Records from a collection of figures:
###

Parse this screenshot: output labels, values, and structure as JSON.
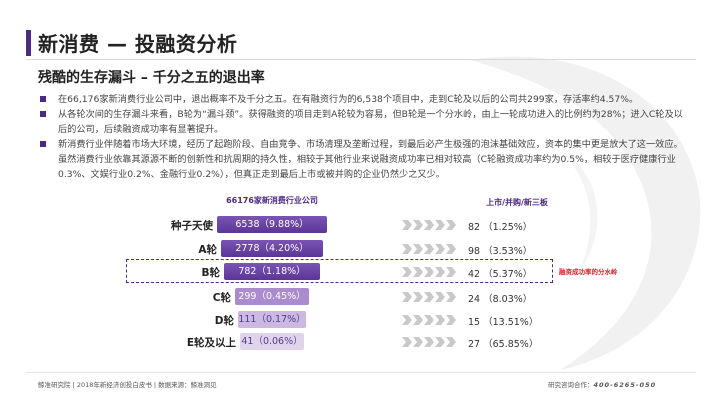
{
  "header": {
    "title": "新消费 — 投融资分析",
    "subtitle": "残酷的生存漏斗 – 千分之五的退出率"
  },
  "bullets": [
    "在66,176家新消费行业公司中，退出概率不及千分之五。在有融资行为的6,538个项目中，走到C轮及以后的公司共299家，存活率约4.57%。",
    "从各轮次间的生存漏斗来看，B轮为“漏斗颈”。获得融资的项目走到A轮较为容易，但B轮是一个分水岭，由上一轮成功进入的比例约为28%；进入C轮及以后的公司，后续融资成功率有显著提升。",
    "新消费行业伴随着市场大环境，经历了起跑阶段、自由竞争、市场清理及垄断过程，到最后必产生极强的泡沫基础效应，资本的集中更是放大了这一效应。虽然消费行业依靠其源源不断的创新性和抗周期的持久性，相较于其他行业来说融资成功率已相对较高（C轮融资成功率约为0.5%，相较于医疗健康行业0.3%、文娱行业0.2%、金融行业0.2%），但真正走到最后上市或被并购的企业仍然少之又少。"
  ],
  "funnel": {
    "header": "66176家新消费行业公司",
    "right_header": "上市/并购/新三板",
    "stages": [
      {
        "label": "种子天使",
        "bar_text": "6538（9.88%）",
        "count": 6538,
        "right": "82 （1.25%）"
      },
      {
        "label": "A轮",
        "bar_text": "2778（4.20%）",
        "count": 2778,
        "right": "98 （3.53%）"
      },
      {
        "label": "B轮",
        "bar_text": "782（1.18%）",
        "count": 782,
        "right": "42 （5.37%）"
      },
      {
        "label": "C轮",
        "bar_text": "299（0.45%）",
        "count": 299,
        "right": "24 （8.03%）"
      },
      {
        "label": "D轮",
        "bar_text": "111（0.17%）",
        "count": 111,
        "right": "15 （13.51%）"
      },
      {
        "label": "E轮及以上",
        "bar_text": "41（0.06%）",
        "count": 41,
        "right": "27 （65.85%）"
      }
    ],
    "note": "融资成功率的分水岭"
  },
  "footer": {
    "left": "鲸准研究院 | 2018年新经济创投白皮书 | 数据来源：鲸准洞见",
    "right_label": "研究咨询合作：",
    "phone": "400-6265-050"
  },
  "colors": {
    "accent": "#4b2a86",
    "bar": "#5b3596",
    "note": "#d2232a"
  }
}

###

◆ GIVEN TASK ◆
Repeat the records in full, exactly as they appear, without the pictures.

◆ RESULT OF THIS TASK ◆
Parse this screenshot: output labels, values, and structure as JSON.
{
  "header": {
    "title": "新消费 — 投融资分析",
    "subtitle": "残酷的生存漏斗 – 千分之五的退出率"
  },
  "bullets": [
    "在66,176家新消费行业公司中，退出概率不及千分之五。在有融资行为的6,538个项目中，走到C轮及以后的公司共299家，存活率约4.57%。",
    "从各轮次间的生存漏斗来看，B轮为“漏斗颈”。获得融资的项目走到A轮较为容易，但B轮是一个分水岭，由上一轮成功进入的比例约为28%；进入C轮及以后的公司，后续融资成功率有显著提升。",
    "新消费行业伴随着市场大环境，经历了起跑阶段、自由竞争、市场清理及垄断过程，到最后必产生极强的泡沫基础效应，资本的集中更是放大了这一效应。虽然消费行业依靠其源源不断的创新性和抗周期的持久性，相较于其他行业来说融资成功率已相对较高（C轮融资成功率约为0.5%，相较于医疗健康行业0.3%、文娱行业0.2%、金融行业0.2%），但真正走到最后上市或被并购的企业仍然少之又少。"
  ],
  "funnel": {
    "header": "66176家新消费行业公司",
    "right_header": "上市/并购/新三板",
    "stages": [
      {
        "label": "种子天使",
        "bar_text": "6538（9.88%）",
        "count": 6538,
        "right": "82 （1.25%）"
      },
      {
        "label": "A轮",
        "bar_text": "2778（4.20%）",
        "count": 2778,
        "right": "98 （3.53%）"
      },
      {
        "label": "B轮",
        "bar_text": "782（1.18%）",
        "count": 782,
        "right": "42 （5.37%）"
      },
      {
        "label": "C轮",
        "bar_text": "299（0.45%）",
        "count": 299,
        "right": "24 （8.03%）"
      },
      {
        "label": "D轮",
        "bar_text": "111（0.17%）",
        "count": 111,
        "right": "15 （13.51%）"
      },
      {
        "label": "E轮及以上",
        "bar_text": "41（0.06%）",
        "count": 41,
        "right": "27 （65.85%）"
      }
    ],
    "note": "融资成功率的分水岭"
  },
  "footer": {
    "left": "鲸准研究院 | 2018年新经济创投白皮书 | 数据来源：鲸准洞见",
    "right_label": "研究咨询合作：",
    "phone": "400-6265-050"
  },
  "colors": {
    "accent": "#4b2a86",
    "bar": "#5b3596",
    "note": "#d2232a"
  }
}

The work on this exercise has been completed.